# Problem to solve:
Tally the lines of the listing that contain the word "JSON", then give the total and nothing else.

# Input data:
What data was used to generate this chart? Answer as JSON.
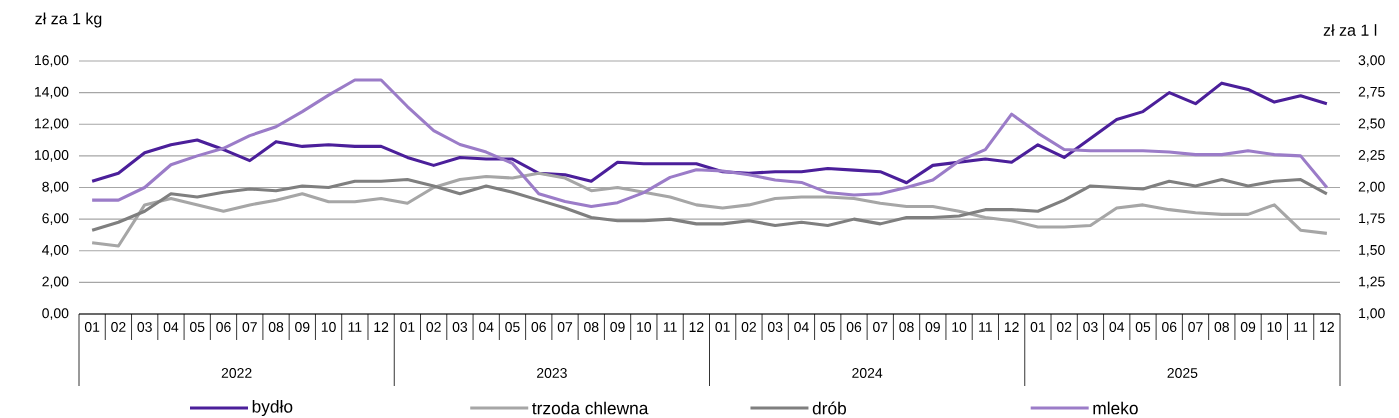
{
  "chart_data": {
    "type": "line",
    "ylabel": "zł za 1 kg",
    "y2label": "zł za 1 l",
    "categories": [
      "01",
      "02",
      "03",
      "04",
      "05",
      "06",
      "07",
      "08",
      "09",
      "10",
      "11",
      "12",
      "01",
      "02",
      "03",
      "04",
      "05",
      "06",
      "07",
      "08",
      "09",
      "10",
      "11",
      "12",
      "01",
      "02",
      "03",
      "04",
      "05",
      "06",
      "07",
      "08",
      "09",
      "10",
      "11",
      "12",
      "01",
      "02",
      "03",
      "04",
      "05",
      "06",
      "07",
      "08",
      "09",
      "10",
      "11",
      "12"
    ],
    "annotations": [
      "2022",
      "2023",
      "2024",
      "2025"
    ],
    "series": [
      {
        "name": "bydło",
        "color": "#4b1f9a",
        "values": [
          8.4,
          8.9,
          10.2,
          10.7,
          11.0,
          10.4,
          9.7,
          10.9,
          10.6,
          10.7,
          10.6,
          10.6,
          9.9,
          9.4,
          9.9,
          9.8,
          9.8,
          8.9,
          8.8,
          8.4,
          9.6,
          9.5,
          9.5,
          9.5,
          9.0,
          8.9,
          9.0,
          9.0,
          9.2,
          9.1,
          9.0,
          8.3,
          9.4,
          9.6,
          9.8,
          9.6,
          10.7,
          9.9,
          11.1,
          12.3,
          12.8,
          14.0,
          13.3,
          14.6,
          14.2,
          13.4,
          13.8,
          13.3
        ]
      },
      {
        "name": "trzoda chlewna",
        "color": "#a6a6a6",
        "values": [
          4.5,
          4.3,
          6.9,
          7.3,
          6.9,
          6.5,
          6.9,
          7.2,
          7.6,
          7.1,
          7.1,
          7.3,
          7.0,
          8.0,
          8.5,
          8.7,
          8.6,
          8.9,
          8.6,
          7.8,
          8.0,
          7.7,
          7.4,
          6.9,
          6.7,
          6.9,
          7.3,
          7.4,
          7.4,
          7.3,
          7.0,
          6.8,
          6.8,
          6.5,
          6.1,
          5.9,
          5.5,
          5.5,
          5.6,
          6.7,
          6.9,
          6.6,
          6.4,
          6.3,
          6.3,
          6.9,
          5.3,
          5.1
        ]
      },
      {
        "name": "drób",
        "color": "#7f7f7f",
        "values": [
          5.3,
          5.8,
          6.5,
          7.6,
          7.4,
          7.7,
          7.9,
          7.8,
          8.1,
          8.0,
          8.4,
          8.4,
          8.5,
          8.1,
          7.6,
          8.1,
          7.7,
          7.2,
          6.7,
          6.1,
          5.9,
          5.9,
          6.0,
          5.7,
          5.7,
          5.9,
          5.6,
          5.8,
          5.6,
          6.0,
          5.7,
          6.1,
          6.1,
          6.2,
          6.6,
          6.6,
          6.5,
          7.2,
          8.1,
          8.0,
          7.9,
          8.4,
          8.1,
          8.5,
          8.1,
          8.4,
          8.5,
          7.6
        ]
      },
      {
        "name": "mleko",
        "color": "#9b7cc8",
        "axis": "y2",
        "values": [
          1.9,
          1.9,
          2.0,
          2.18,
          2.25,
          2.31,
          2.41,
          2.48,
          2.6,
          2.73,
          2.85,
          2.85,
          2.64,
          2.45,
          2.34,
          2.28,
          2.19,
          1.95,
          1.89,
          1.85,
          1.88,
          1.96,
          2.08,
          2.14,
          2.13,
          2.1,
          2.06,
          2.04,
          1.96,
          1.94,
          1.95,
          2.0,
          2.06,
          2.21,
          2.3,
          2.58,
          2.43,
          2.3,
          2.29,
          2.29,
          2.29,
          2.28,
          2.26,
          2.26,
          2.29,
          2.26,
          2.25,
          2.0
        ]
      }
    ],
    "ylim": [
      0,
      16
    ],
    "yticks": [
      {
        "value": 0,
        "label": "0,00"
      },
      {
        "value": 2,
        "label": "2,00"
      },
      {
        "value": 4,
        "label": "4,00"
      },
      {
        "value": 6,
        "label": "6,00"
      },
      {
        "value": 8,
        "label": "8,00"
      },
      {
        "value": 10,
        "label": "10,00"
      },
      {
        "value": 12,
        "label": "12,00"
      },
      {
        "value": 14,
        "label": "14,00"
      },
      {
        "value": 16,
        "label": "16,00"
      }
    ],
    "y2lim": [
      1,
      3
    ],
    "y2ticks": [
      {
        "value": 1,
        "label": "1,00"
      },
      {
        "value": 1.25,
        "label": "1,25"
      },
      {
        "value": 1.5,
        "label": "1,50"
      },
      {
        "value": 1.75,
        "label": "1,75"
      },
      {
        "value": 2,
        "label": "2,00"
      },
      {
        "value": 2.25,
        "label": "2,25"
      },
      {
        "value": 2.5,
        "label": "2,50"
      },
      {
        "value": 2.75,
        "label": "2,75"
      },
      {
        "value": 3,
        "label": "3,00"
      }
    ],
    "grid": "y",
    "legend": "bottom",
    "line_style": "solid",
    "marker": "none"
  }
}
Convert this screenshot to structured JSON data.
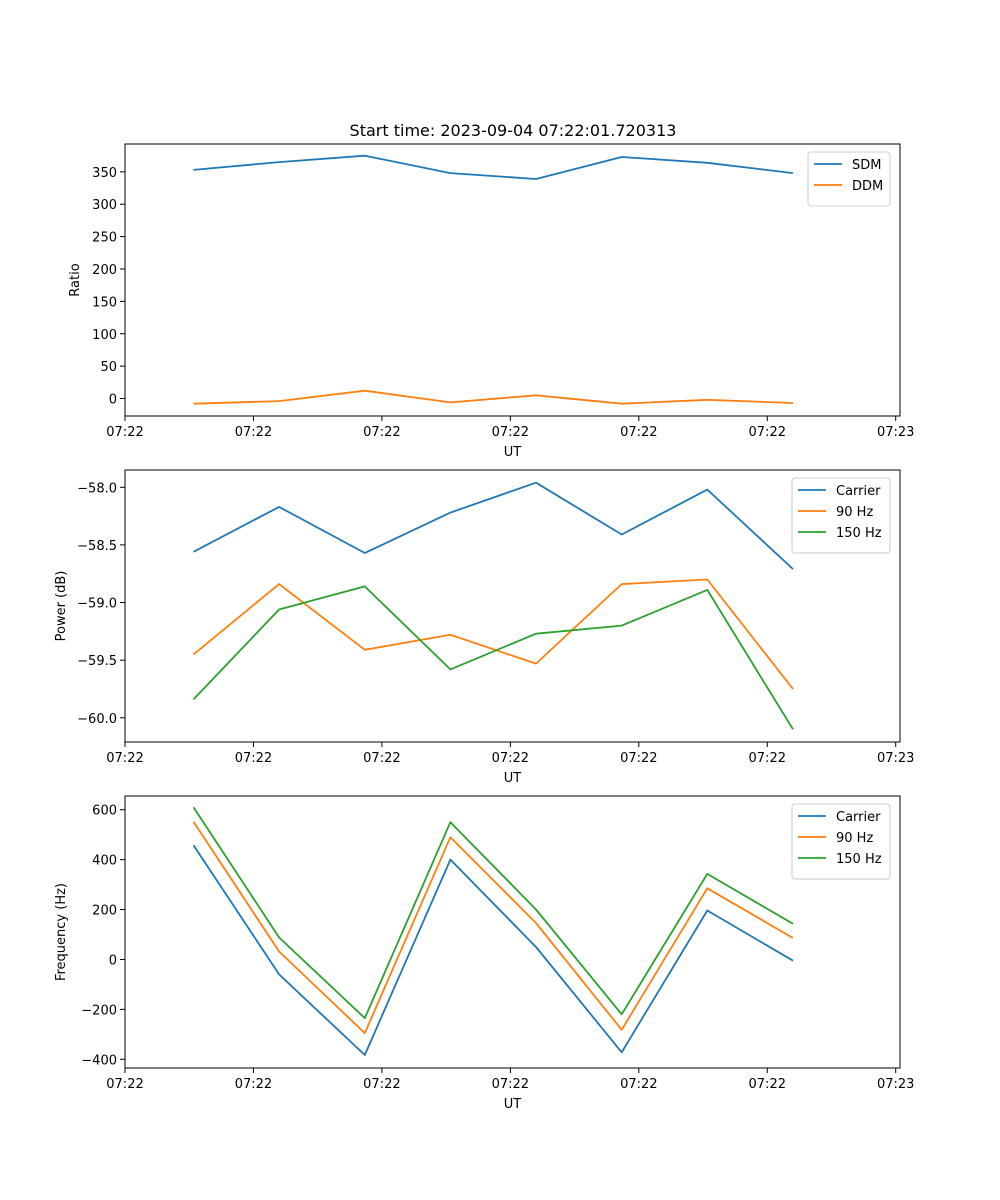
{
  "figure": {
    "title": "Start time: 2023-09-04 07:22:01.720313"
  },
  "chart_data": [
    {
      "type": "line",
      "ylabel": "Ratio",
      "xlabel": "UT",
      "x": [
        1,
        2,
        3,
        4,
        5,
        6,
        7,
        8
      ],
      "xlim": [
        0.2,
        9.25
      ],
      "xtick_positions": [
        0.2,
        1.7,
        3.2,
        4.7,
        6.2,
        7.7,
        9.2
      ],
      "xtick_labels": [
        "07:22",
        "07:22",
        "07:22",
        "07:22",
        "07:22",
        "07:22",
        "07:23"
      ],
      "ylim": [
        -27,
        393
      ],
      "yticks": [
        0,
        50,
        100,
        150,
        200,
        250,
        300,
        350
      ],
      "series": [
        {
          "name": "SDM",
          "color": "#1f77b4",
          "values": [
            353,
            365,
            375,
            348,
            339,
            373,
            364,
            348
          ]
        },
        {
          "name": "DDM",
          "color": "#ff7f0e",
          "values": [
            -8,
            -4,
            12,
            -6,
            5,
            -8,
            -2,
            -7
          ]
        }
      ]
    },
    {
      "type": "line",
      "ylabel": "Power (dB)",
      "xlabel": "UT",
      "x": [
        1,
        2,
        3,
        4,
        5,
        6,
        7,
        8
      ],
      "xlim": [
        0.2,
        9.25
      ],
      "xtick_positions": [
        0.2,
        1.7,
        3.2,
        4.7,
        6.2,
        7.7,
        9.2
      ],
      "xtick_labels": [
        "07:22",
        "07:22",
        "07:22",
        "07:22",
        "07:22",
        "07:22",
        "07:23"
      ],
      "ylim": [
        -60.21,
        -57.85
      ],
      "yticks": [
        -60.0,
        -59.5,
        -59.0,
        -58.5,
        -58.0
      ],
      "series": [
        {
          "name": "Carrier",
          "color": "#1f77b4",
          "values": [
            -58.56,
            -58.17,
            -58.57,
            -58.22,
            -57.96,
            -58.41,
            -58.02,
            -58.71
          ]
        },
        {
          "name": "90 Hz",
          "color": "#ff7f0e",
          "values": [
            -59.45,
            -58.84,
            -59.41,
            -59.28,
            -59.53,
            -58.84,
            -58.8,
            -59.75
          ]
        },
        {
          "name": "150 Hz",
          "color": "#2ca02c",
          "values": [
            -59.84,
            -59.06,
            -58.86,
            -59.58,
            -59.27,
            -59.2,
            -58.89,
            -60.1
          ]
        }
      ]
    },
    {
      "type": "line",
      "ylabel": "Frequency (Hz)",
      "xlabel": "UT",
      "x": [
        1,
        2,
        3,
        4,
        5,
        6,
        7,
        8
      ],
      "xlim": [
        0.2,
        9.25
      ],
      "xtick_positions": [
        0.2,
        1.7,
        3.2,
        4.7,
        6.2,
        7.7,
        9.2
      ],
      "xtick_labels": [
        "07:22",
        "07:22",
        "07:22",
        "07:22",
        "07:22",
        "07:22",
        "07:23"
      ],
      "ylim": [
        -435,
        655
      ],
      "yticks": [
        -400,
        -200,
        0,
        200,
        400,
        600
      ],
      "series": [
        {
          "name": "Carrier",
          "color": "#1f77b4",
          "values": [
            458,
            -60,
            -383,
            400,
            50,
            -372,
            196,
            -5
          ]
        },
        {
          "name": "90 Hz",
          "color": "#ff7f0e",
          "values": [
            552,
            32,
            -295,
            490,
            146,
            -282,
            285,
            86
          ]
        },
        {
          "name": "150 Hz",
          "color": "#2ca02c",
          "values": [
            610,
            88,
            -235,
            550,
            200,
            -220,
            343,
            143
          ]
        }
      ]
    }
  ]
}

# Solved exercise:
2